Every line below that mentions the word "takes" should be copied out.

RECORDS FOR PROCESSING:
↓

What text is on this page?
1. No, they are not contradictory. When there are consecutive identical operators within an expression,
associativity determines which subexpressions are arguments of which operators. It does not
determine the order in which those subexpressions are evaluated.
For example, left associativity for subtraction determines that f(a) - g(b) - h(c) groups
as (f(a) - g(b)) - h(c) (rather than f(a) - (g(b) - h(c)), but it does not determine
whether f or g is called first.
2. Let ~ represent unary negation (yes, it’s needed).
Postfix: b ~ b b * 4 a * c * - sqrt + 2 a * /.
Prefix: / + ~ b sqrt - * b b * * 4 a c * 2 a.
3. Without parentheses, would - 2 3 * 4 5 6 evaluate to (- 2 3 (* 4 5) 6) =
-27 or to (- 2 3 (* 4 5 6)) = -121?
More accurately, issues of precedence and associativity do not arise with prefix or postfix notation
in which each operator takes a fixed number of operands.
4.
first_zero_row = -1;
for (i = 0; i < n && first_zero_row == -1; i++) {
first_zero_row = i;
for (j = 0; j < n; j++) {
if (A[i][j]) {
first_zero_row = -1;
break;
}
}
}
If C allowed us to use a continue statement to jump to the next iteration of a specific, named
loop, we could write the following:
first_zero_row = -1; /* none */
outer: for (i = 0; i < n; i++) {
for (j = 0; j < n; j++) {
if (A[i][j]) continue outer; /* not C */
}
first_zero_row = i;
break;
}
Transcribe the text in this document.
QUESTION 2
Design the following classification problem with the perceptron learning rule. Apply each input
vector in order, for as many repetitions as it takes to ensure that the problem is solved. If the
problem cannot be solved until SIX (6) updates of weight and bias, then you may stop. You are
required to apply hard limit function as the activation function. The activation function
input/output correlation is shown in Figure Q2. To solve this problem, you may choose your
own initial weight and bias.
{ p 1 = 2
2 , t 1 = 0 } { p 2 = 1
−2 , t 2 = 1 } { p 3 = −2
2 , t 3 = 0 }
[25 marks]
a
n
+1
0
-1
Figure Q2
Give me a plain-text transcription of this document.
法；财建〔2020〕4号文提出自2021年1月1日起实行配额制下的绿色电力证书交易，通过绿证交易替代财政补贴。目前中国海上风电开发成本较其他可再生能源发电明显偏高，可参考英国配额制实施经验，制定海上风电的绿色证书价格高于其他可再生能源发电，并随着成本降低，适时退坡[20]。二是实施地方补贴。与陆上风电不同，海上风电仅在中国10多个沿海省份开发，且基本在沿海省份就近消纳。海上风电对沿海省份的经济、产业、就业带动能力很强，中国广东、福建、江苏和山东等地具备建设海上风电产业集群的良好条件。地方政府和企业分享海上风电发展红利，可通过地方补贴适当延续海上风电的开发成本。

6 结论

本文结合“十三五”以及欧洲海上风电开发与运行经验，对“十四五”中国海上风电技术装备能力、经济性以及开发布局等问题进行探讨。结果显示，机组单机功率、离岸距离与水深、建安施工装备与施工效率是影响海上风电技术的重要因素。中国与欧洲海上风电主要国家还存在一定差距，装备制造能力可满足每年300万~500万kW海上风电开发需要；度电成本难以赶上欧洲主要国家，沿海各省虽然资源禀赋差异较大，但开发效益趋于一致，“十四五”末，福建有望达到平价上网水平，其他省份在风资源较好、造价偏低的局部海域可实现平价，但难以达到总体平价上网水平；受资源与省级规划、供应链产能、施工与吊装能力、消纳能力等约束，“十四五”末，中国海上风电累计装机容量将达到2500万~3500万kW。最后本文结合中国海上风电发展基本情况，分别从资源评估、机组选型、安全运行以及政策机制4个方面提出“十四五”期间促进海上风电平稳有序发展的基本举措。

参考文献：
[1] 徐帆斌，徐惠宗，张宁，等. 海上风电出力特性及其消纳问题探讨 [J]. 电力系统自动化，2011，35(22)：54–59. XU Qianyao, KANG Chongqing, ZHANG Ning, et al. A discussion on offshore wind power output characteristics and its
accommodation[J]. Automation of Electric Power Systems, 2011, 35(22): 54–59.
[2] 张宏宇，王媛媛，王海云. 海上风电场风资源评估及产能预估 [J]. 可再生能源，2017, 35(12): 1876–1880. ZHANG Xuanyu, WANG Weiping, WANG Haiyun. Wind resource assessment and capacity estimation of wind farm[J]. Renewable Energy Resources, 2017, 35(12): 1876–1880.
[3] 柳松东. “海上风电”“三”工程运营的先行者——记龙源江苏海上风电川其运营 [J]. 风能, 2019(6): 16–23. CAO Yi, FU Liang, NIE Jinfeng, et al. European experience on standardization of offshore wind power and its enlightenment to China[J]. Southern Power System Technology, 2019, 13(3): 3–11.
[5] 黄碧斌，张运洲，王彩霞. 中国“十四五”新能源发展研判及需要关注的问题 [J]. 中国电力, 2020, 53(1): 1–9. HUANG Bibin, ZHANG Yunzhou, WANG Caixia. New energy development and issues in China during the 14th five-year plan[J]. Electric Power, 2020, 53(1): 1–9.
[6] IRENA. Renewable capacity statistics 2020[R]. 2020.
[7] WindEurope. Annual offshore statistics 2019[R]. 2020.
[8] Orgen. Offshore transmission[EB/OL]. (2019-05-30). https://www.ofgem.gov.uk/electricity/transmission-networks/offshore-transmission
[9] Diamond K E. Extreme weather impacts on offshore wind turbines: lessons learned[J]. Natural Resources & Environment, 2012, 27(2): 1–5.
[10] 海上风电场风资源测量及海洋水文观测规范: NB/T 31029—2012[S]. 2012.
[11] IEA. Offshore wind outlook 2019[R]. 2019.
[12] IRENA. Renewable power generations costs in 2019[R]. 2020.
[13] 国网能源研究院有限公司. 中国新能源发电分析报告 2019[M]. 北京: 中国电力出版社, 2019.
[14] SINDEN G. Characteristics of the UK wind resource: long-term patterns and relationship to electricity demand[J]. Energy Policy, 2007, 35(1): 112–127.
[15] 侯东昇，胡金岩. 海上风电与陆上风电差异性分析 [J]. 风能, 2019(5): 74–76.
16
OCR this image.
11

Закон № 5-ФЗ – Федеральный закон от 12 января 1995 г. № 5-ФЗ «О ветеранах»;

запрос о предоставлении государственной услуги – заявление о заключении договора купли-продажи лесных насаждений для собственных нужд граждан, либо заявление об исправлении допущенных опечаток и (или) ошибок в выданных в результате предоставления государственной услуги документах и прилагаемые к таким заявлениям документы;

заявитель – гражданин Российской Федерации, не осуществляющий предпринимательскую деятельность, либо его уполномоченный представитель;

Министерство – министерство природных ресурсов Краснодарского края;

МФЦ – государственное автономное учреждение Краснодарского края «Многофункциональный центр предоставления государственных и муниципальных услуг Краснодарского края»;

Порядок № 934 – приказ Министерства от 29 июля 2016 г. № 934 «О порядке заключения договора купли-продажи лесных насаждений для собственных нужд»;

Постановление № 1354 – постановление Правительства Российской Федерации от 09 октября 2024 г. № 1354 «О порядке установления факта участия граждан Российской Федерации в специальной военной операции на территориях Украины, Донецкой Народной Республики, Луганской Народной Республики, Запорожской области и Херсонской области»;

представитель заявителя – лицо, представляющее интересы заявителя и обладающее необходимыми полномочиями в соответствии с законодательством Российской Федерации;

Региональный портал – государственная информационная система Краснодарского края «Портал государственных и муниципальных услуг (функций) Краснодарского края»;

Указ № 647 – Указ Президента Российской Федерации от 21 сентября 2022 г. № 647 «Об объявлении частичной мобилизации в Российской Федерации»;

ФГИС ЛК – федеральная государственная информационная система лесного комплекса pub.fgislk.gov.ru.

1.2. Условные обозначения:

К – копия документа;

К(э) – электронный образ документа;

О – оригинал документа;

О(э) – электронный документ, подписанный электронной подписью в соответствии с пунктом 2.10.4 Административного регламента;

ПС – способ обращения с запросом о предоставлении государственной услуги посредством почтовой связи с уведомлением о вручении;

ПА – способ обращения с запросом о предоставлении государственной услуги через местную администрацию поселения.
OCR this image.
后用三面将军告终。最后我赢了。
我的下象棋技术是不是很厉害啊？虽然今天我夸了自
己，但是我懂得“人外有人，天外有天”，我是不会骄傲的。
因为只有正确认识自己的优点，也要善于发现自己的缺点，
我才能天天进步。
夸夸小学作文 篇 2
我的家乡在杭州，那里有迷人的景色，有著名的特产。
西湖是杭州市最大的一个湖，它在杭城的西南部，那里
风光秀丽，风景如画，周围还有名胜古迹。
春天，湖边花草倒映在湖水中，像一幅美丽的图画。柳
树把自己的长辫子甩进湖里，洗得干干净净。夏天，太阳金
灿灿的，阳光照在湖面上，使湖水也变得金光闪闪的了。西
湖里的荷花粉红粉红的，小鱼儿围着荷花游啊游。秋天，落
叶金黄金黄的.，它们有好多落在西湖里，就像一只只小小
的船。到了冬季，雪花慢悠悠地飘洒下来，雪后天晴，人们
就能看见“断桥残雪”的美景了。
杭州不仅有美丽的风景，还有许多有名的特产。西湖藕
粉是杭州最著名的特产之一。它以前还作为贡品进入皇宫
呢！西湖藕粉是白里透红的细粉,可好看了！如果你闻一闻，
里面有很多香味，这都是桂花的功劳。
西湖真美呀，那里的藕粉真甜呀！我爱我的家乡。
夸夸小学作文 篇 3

↑

SOLVED PROBLEM:
in which each operator takes a fixed number of operands.
vector in order, for as many repetitions as it takes to ensure that the problem is solved. If the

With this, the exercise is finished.